**EXERCISE BRIEF**.
Go through the entries below and retype them exactly, omitting each picture.

Saved entries:

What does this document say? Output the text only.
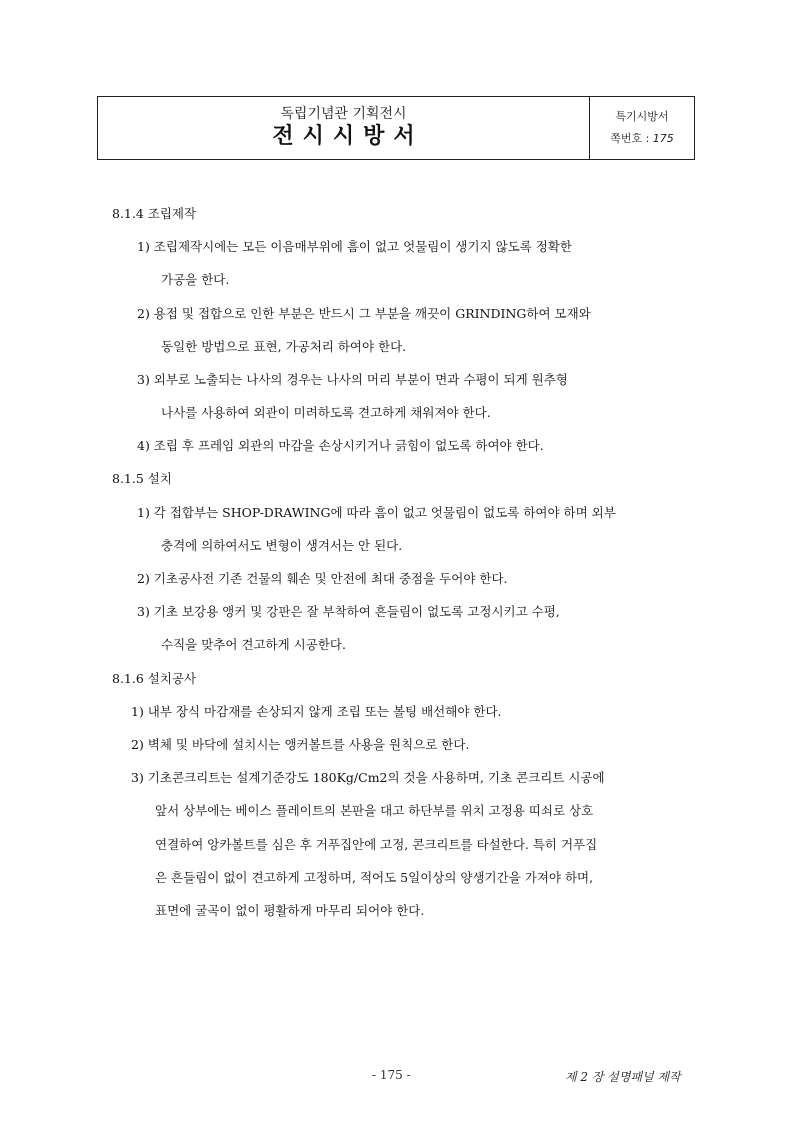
독립기념관 기획전시
전시시방서
특기시방서
쪽번호 : 175
8.1.4 조립제작
1) 조립제작시에는 모든 이음매부위에 흠이 없고 엇물림이 생기지 않도록 정확한
가공을 한다.
2) 용접 및 접합으로 인한 부분은 반드시 그 부분을 깨끗이 GRINDING하여 모재와
동일한 방법으로 표현, 가공처리 하여야 한다.
3) 외부로 노출되는 나사의 경우는 나사의 머리 부분이 면과 수평이 되게 원추형
나사를 사용하여 외관이 미려하도록 견고하게 채워져야 한다.
4) 조립 후 프레임 외관의 마감을 손상시키거나 긁힘이 없도록 하여야 한다.
8.1.5 설치
1) 각 접합부는 SHOP-DRAWING에 따라 흠이 없고 엇물림이 없도록 하여야 하며 외부
충격에 의하여서도 변형이 생겨서는 안 된다.
2) 기초공사전 기존 건물의 훼손 및 안전에 최대 중점을 두어야 한다.
3) 기초 보강용 앵커 및 강판은 잘 부착하여 흔들림이 없도록 고정시키고 수평,
수직을 맞추어 견고하게 시공한다.
8.1.6 설치공사
1) 내부 장식 마감재를 손상되지 않게 조립 또는 볼팅 배선해야 한다.
2) 벽체 및 바닥에 설치시는 앵커볼트를 사용을 원칙으로 한다.
3) 기초콘크리트는 설계기준강도 180Kg/Cm2의 것을 사용하며, 기초 콘크리트 시공에
앞서 상부에는 베이스 플레이트의 본판을 대고 하단부를 위치 고정용 띠쇠로 상호
연결하여 앙카볼트를 심은 후 거푸집안에 고정, 콘크리트를 타설한다. 특히 거푸집
은 흔들림이 없이 견고하게 고정하며, 적어도 5일이상의 양생기간을 가져야 하며,
표면에 굴곡이 없이 평활하게 마무리 되어야 한다.
- 175 -	제 2 장 설명패널 제작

**RIGHT ANSWER**.
What does this document say? Output the text only.
독립기념관 기획전시
전시시방서
특기시방서
쪽번호 : 175
8.1.4 조립제작
1) 조립제작시에는 모든 이음매부위에 흠이 없고 엇물림이 생기지 않도록 정확한
가공을 한다.
2) 용접 및 접합으로 인한 부분은 반드시 그 부분을 깨끗이 GRINDING하여 모재와
동일한 방법으로 표현, 가공처리 하여야 한다.
3) 외부로 노출되는 나사의 경우는 나사의 머리 부분이 면과 수평이 되게 원추형
나사를 사용하여 외관이 미려하도록 견고하게 채워져야 한다.
4) 조립 후 프레임 외관의 마감을 손상시키거나 긁힘이 없도록 하여야 한다.
8.1.5 설치
1) 각 접합부는 SHOP-DRAWING에 따라 흠이 없고 엇물림이 없도록 하여야 하며 외부
충격에 의하여서도 변형이 생겨서는 안 된다.
2) 기초공사전 기존 건물의 훼손 및 안전에 최대 중점을 두어야 한다.
3) 기초 보강용 앵커 및 강판은 잘 부착하여 흔들림이 없도록 고정시키고 수평,
수직을 맞추어 견고하게 시공한다.
8.1.6 설치공사
1) 내부 장식 마감재를 손상되지 않게 조립 또는 볼팅 배선해야 한다.
2) 벽체 및 바닥에 설치시는 앵커볼트를 사용을 원칙으로 한다.
3) 기초콘크리트는 설계기준강도 180Kg/Cm2의 것을 사용하며, 기초 콘크리트 시공에
앞서 상부에는 베이스 플레이트의 본판을 대고 하단부를 위치 고정용 띠쇠로 상호
연결하여 앙카볼트를 심은 후 거푸집안에 고정, 콘크리트를 타설한다. 특히 거푸집
은 흔들림이 없이 견고하게 고정하며, 적어도 5일이상의 양생기간을 가져야 하며,
표면에 굴곡이 없이 평활하게 마무리 되어야 한다.
- 175 -	제 2 장 설명패널 제작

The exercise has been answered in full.